[Data excerpts]
* * * * * * * * *

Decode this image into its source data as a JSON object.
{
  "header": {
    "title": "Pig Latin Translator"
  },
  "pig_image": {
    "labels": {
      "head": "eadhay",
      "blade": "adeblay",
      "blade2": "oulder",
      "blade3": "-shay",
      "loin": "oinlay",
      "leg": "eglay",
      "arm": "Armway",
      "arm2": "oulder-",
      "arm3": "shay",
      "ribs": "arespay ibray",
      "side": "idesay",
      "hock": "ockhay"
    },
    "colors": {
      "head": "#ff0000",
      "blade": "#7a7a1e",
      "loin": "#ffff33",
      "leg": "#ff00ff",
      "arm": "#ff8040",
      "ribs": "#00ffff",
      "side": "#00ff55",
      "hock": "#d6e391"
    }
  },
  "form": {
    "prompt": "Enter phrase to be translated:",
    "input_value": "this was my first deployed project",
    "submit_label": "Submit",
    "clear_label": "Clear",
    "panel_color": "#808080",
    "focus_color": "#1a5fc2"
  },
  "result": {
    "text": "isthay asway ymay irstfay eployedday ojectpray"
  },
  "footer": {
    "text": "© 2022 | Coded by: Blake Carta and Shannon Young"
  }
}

* * * * * * * * *

**Task prompt**: Return all the data exactly as given.

**Task response**:
Decode this image into its source data as a JSON object.
{
  "header": {
    "title": "Pig Latin Translator"
  },
  "pig_image": {
    "labels": {
      "head": "eadhay",
      "blade": "adeblay",
      "blade2": "oulder",
      "blade3": "-shay",
      "loin": "oinlay",
      "leg": "eglay",
      "arm": "Armway",
      "arm2": "oulder-",
      "arm3": "shay",
      "ribs": "arespay ibray",
      "side": "idesay",
      "hock": "ockhay"
    },
    "colors": {
      "head": "#ff0000",
      "blade": "#7a7a1e",
      "loin": "#ffff33",
      "leg": "#ff00ff",
      "arm": "#ff8040",
      "ribs": "#00ffff",
      "side": "#00ff55",
      "hock": "#d6e391"
    }
  },
  "form": {
    "prompt": "Enter phrase to be translated:",
    "input_value": "this was my first deployed project",
    "submit_label": "Submit",
    "clear_label": "Clear",
    "panel_color": "#808080",
    "focus_color": "#1a5fc2"
  },
  "result": {
    "text": "isthay asway ymay irstfay eployedday ojectpray"
  },
  "footer": {
    "text": "© 2022 | Coded by: Blake Carta and Shannon Young"
  }
}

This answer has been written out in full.